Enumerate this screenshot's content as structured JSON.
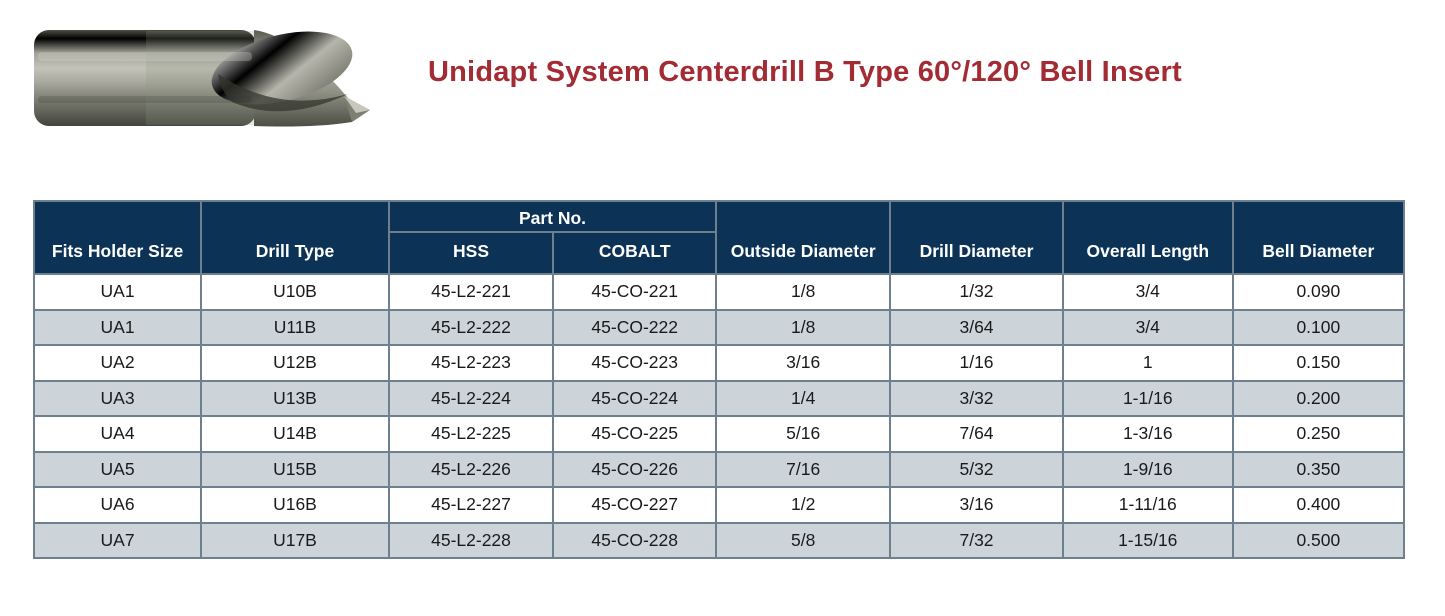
{
  "title": {
    "text": "Unidapt System Centerdrill B Type 60°/120° Bell Insert",
    "color": "#a32b33"
  },
  "product_image": {
    "name": "centerdrill-bell-insert-photo",
    "description": "metallic centerdrill bit with fluted bell tip pointing right"
  },
  "table": {
    "colors": {
      "header_bg": "#0c3356",
      "header_text": "#ffffff",
      "border": "#6e8090",
      "stripe_row_bg": "#ccd3d9",
      "row_bg": "#ffffff",
      "cell_text": "#1a1a1a"
    },
    "part_no_group_label": "Part No.",
    "columns": [
      "Fits Holder Size",
      "Drill Type",
      "HSS",
      "COBALT",
      "Outside Diameter",
      "Drill Diameter",
      "Overall Length",
      "Bell Diameter"
    ],
    "rows": [
      [
        "UA1",
        "U10B",
        "45-L2-221",
        "45-CO-221",
        "1/8",
        "1/32",
        "3/4",
        "0.090"
      ],
      [
        "UA1",
        "U11B",
        "45-L2-222",
        "45-CO-222",
        "1/8",
        "3/64",
        "3/4",
        "0.100"
      ],
      [
        "UA2",
        "U12B",
        "45-L2-223",
        "45-CO-223",
        "3/16",
        "1/16",
        "1",
        "0.150"
      ],
      [
        "UA3",
        "U13B",
        "45-L2-224",
        "45-CO-224",
        "1/4",
        "3/32",
        "1-1/16",
        "0.200"
      ],
      [
        "UA4",
        "U14B",
        "45-L2-225",
        "45-CO-225",
        "5/16",
        "7/64",
        "1-3/16",
        "0.250"
      ],
      [
        "UA5",
        "U15B",
        "45-L2-226",
        "45-CO-226",
        "7/16",
        "5/32",
        "1-9/16",
        "0.350"
      ],
      [
        "UA6",
        "U16B",
        "45-L2-227",
        "45-CO-227",
        "1/2",
        "3/16",
        "1-11/16",
        "0.400"
      ],
      [
        "UA7",
        "U17B",
        "45-L2-228",
        "45-CO-228",
        "5/8",
        "7/32",
        "1-15/16",
        "0.500"
      ]
    ]
  }
}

Your instructions: Repeat verbatim all the material, but not the pictures.

Task result:
Enumerate this screenshot's content as structured JSON.
{
  "title": {
    "text": "Unidapt System Centerdrill B Type 60°/120° Bell Insert",
    "color": "#a32b33"
  },
  "product_image": {
    "name": "centerdrill-bell-insert-photo",
    "description": "metallic centerdrill bit with fluted bell tip pointing right"
  },
  "table": {
    "colors": {
      "header_bg": "#0c3356",
      "header_text": "#ffffff",
      "border": "#6e8090",
      "stripe_row_bg": "#ccd3d9",
      "row_bg": "#ffffff",
      "cell_text": "#1a1a1a"
    },
    "part_no_group_label": "Part No.",
    "columns": [
      "Fits Holder Size",
      "Drill Type",
      "HSS",
      "COBALT",
      "Outside Diameter",
      "Drill Diameter",
      "Overall Length",
      "Bell Diameter"
    ],
    "rows": [
      [
        "UA1",
        "U10B",
        "45-L2-221",
        "45-CO-221",
        "1/8",
        "1/32",
        "3/4",
        "0.090"
      ],
      [
        "UA1",
        "U11B",
        "45-L2-222",
        "45-CO-222",
        "1/8",
        "3/64",
        "3/4",
        "0.100"
      ],
      [
        "UA2",
        "U12B",
        "45-L2-223",
        "45-CO-223",
        "3/16",
        "1/16",
        "1",
        "0.150"
      ],
      [
        "UA3",
        "U13B",
        "45-L2-224",
        "45-CO-224",
        "1/4",
        "3/32",
        "1-1/16",
        "0.200"
      ],
      [
        "UA4",
        "U14B",
        "45-L2-225",
        "45-CO-225",
        "5/16",
        "7/64",
        "1-3/16",
        "0.250"
      ],
      [
        "UA5",
        "U15B",
        "45-L2-226",
        "45-CO-226",
        "7/16",
        "5/32",
        "1-9/16",
        "0.350"
      ],
      [
        "UA6",
        "U16B",
        "45-L2-227",
        "45-CO-227",
        "1/2",
        "3/16",
        "1-11/16",
        "0.400"
      ],
      [
        "UA7",
        "U17B",
        "45-L2-228",
        "45-CO-228",
        "5/8",
        "7/32",
        "1-15/16",
        "0.500"
      ]
    ]
  }
}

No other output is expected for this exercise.